= What is needed =
Write every line out verbatim and omit the pictures.

Data records:
···
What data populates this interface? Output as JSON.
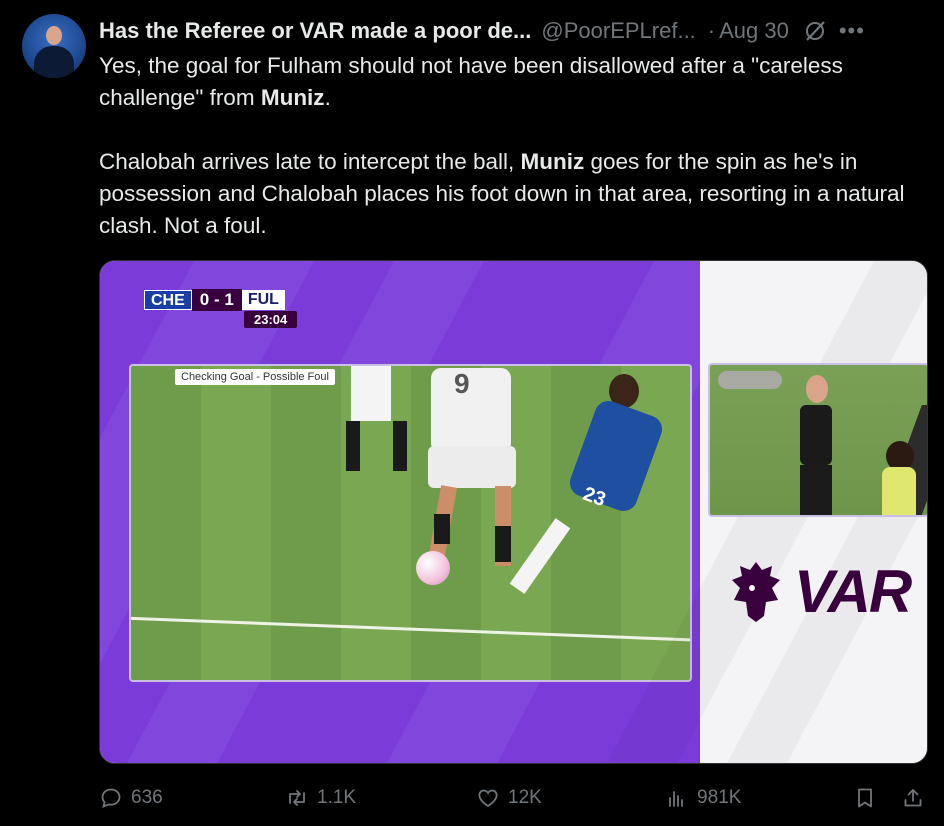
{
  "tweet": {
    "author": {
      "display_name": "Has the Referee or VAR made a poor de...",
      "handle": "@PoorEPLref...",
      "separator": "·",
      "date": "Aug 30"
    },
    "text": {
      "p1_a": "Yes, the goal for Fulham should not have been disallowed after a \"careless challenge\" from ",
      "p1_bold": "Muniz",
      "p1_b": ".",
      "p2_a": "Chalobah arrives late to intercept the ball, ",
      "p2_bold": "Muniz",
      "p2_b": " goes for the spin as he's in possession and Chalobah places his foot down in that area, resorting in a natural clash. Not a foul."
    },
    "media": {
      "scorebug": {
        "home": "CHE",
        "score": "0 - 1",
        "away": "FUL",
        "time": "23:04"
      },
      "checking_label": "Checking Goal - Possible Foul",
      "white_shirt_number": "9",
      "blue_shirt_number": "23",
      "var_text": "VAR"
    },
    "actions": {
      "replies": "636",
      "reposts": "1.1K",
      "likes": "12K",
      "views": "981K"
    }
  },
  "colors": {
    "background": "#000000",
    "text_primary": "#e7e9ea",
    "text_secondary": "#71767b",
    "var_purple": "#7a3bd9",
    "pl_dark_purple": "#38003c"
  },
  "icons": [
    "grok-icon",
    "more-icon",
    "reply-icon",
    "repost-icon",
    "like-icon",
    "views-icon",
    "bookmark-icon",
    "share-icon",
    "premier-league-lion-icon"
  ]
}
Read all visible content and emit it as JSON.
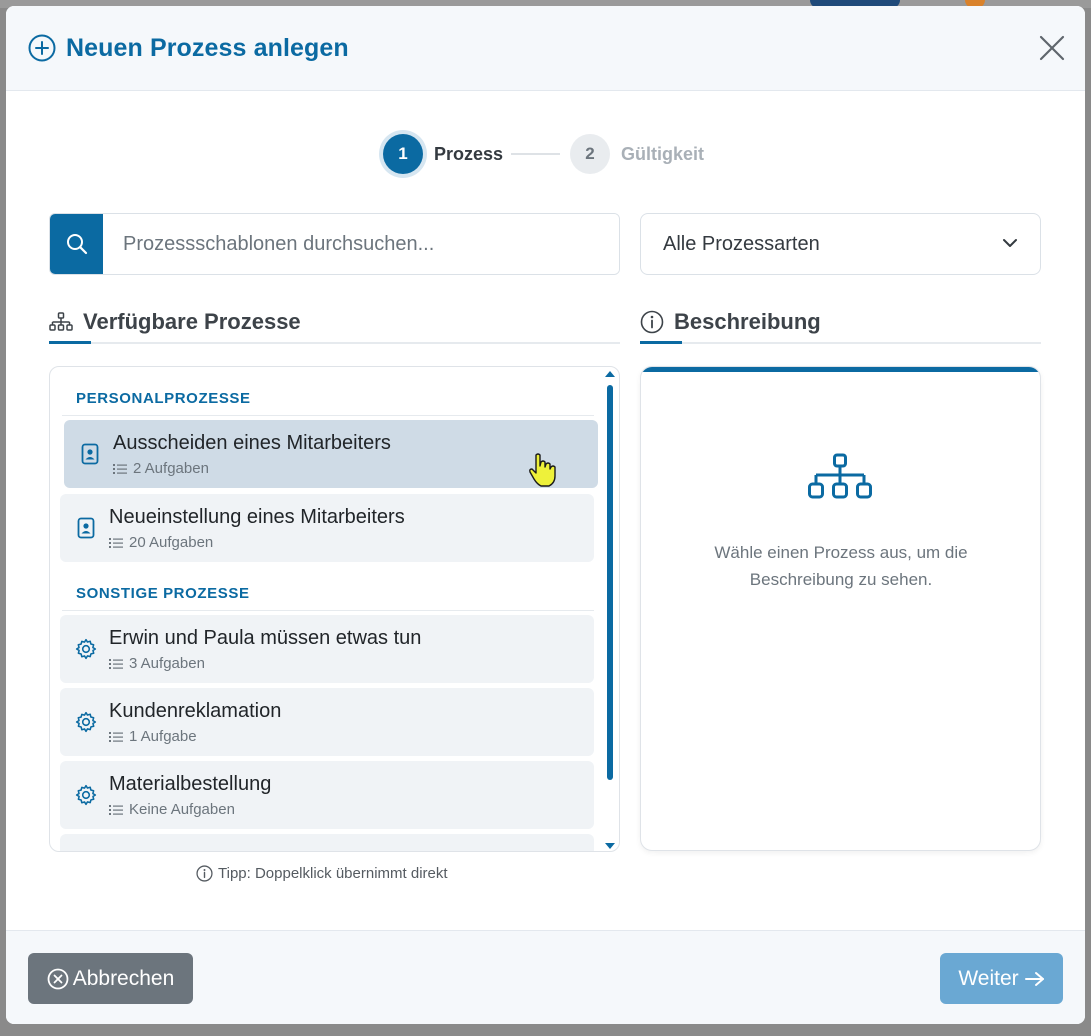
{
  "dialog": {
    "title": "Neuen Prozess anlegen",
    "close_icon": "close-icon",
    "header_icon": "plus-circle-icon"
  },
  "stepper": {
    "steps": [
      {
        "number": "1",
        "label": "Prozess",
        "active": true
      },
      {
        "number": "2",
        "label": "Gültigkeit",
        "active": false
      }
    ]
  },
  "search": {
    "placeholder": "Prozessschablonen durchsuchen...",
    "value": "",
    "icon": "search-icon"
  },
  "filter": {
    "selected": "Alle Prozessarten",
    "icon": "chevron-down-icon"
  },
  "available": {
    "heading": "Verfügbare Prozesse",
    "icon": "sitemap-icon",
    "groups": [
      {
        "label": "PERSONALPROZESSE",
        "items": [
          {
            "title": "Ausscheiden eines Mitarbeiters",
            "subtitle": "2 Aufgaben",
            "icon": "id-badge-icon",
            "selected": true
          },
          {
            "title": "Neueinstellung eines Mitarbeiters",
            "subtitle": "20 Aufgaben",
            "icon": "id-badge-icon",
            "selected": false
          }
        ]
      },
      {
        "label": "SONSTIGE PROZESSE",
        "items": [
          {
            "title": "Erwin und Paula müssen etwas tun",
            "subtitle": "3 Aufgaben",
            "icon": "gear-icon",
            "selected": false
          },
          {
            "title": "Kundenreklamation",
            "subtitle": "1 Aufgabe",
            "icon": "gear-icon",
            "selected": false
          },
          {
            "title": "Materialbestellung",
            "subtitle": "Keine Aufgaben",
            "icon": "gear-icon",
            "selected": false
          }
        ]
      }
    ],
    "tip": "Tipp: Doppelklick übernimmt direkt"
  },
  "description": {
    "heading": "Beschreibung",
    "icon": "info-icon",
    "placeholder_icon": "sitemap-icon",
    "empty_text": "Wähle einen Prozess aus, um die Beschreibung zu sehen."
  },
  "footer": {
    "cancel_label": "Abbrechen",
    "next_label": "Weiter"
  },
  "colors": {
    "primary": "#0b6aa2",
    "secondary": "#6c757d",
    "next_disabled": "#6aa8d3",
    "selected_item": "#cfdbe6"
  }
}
···
= Solution for this exercise =
What data populates this interface? Output as JSON.
{
  "tweet": {
    "author": {
      "display_name": "Has the Referee or VAR made a poor de...",
      "handle": "@PoorEPLref...",
      "separator": "·",
      "date": "Aug 30"
    },
    "text": {
      "p1_a": "Yes, the goal for Fulham should not have been disallowed after a \"careless challenge\" from ",
      "p1_bold": "Muniz",
      "p1_b": ".",
      "p2_a": "Chalobah arrives late to intercept the ball, ",
      "p2_bold": "Muniz",
      "p2_b": " goes for the spin as he's in possession and Chalobah places his foot down in that area, resorting in a natural clash. Not a foul."
    },
    "media": {
      "scorebug": {
        "home": "CHE",
        "score": "0 - 1",
        "away": "FUL",
        "time": "23:04"
      },
      "checking_label": "Checking Goal - Possible Foul",
      "white_shirt_number": "9",
      "blue_shirt_number": "23",
      "var_text": "VAR"
    },
    "actions": {
      "replies": "636",
      "reposts": "1.1K",
      "likes": "12K",
      "views": "981K"
    }
  },
  "colors": {
    "background": "#000000",
    "text_primary": "#e7e9ea",
    "text_secondary": "#71767b",
    "var_purple": "#7a3bd9",
    "pl_dark_purple": "#38003c"
  },
  "icons": [
    "grok-icon",
    "more-icon",
    "reply-icon",
    "repost-icon",
    "like-icon",
    "views-icon",
    "bookmark-icon",
    "share-icon",
    "premier-league-lion-icon"
  ]
}
Read all visible content and emit it as JSON.
{
  "dialog": {
    "title": "Neuen Prozess anlegen",
    "close_icon": "close-icon",
    "header_icon": "plus-circle-icon"
  },
  "stepper": {
    "steps": [
      {
        "number": "1",
        "label": "Prozess",
        "active": true
      },
      {
        "number": "2",
        "label": "Gültigkeit",
        "active": false
      }
    ]
  },
  "search": {
    "placeholder": "Prozessschablonen durchsuchen...",
    "value": "",
    "icon": "search-icon"
  },
  "filter": {
    "selected": "Alle Prozessarten",
    "icon": "chevron-down-icon"
  },
  "available": {
    "heading": "Verfügbare Prozesse",
    "icon": "sitemap-icon",
    "groups": [
      {
        "label": "PERSONALPROZESSE",
        "items": [
          {
            "title": "Ausscheiden eines Mitarbeiters",
            "subtitle": "2 Aufgaben",
            "icon": "id-badge-icon",
            "selected": true
          },
          {
            "title": "Neueinstellung eines Mitarbeiters",
            "subtitle": "20 Aufgaben",
            "icon": "id-badge-icon",
            "selected": false
          }
        ]
      },
      {
        "label": "SONSTIGE PROZESSE",
        "items": [
          {
            "title": "Erwin und Paula müssen etwas tun",
            "subtitle": "3 Aufgaben",
            "icon": "gear-icon",
            "selected": false
          },
          {
            "title": "Kundenreklamation",
            "subtitle": "1 Aufgabe",
            "icon": "gear-icon",
            "selected": false
          },
          {
            "title": "Materialbestellung",
            "subtitle": "Keine Aufgaben",
            "icon": "gear-icon",
            "selected": false
          }
        ]
      }
    ],
    "tip": "Tipp: Doppelklick übernimmt direkt"
  },
  "description": {
    "heading": "Beschreibung",
    "icon": "info-icon",
    "placeholder_icon": "sitemap-icon",
    "empty_text": "Wähle einen Prozess aus, um die Beschreibung zu sehen."
  },
  "footer": {
    "cancel_label": "Abbrechen",
    "next_label": "Weiter"
  },
  "colors": {
    "primary": "#0b6aa2",
    "secondary": "#6c757d",
    "next_disabled": "#6aa8d3",
    "selected_item": "#cfdbe6"
  }
}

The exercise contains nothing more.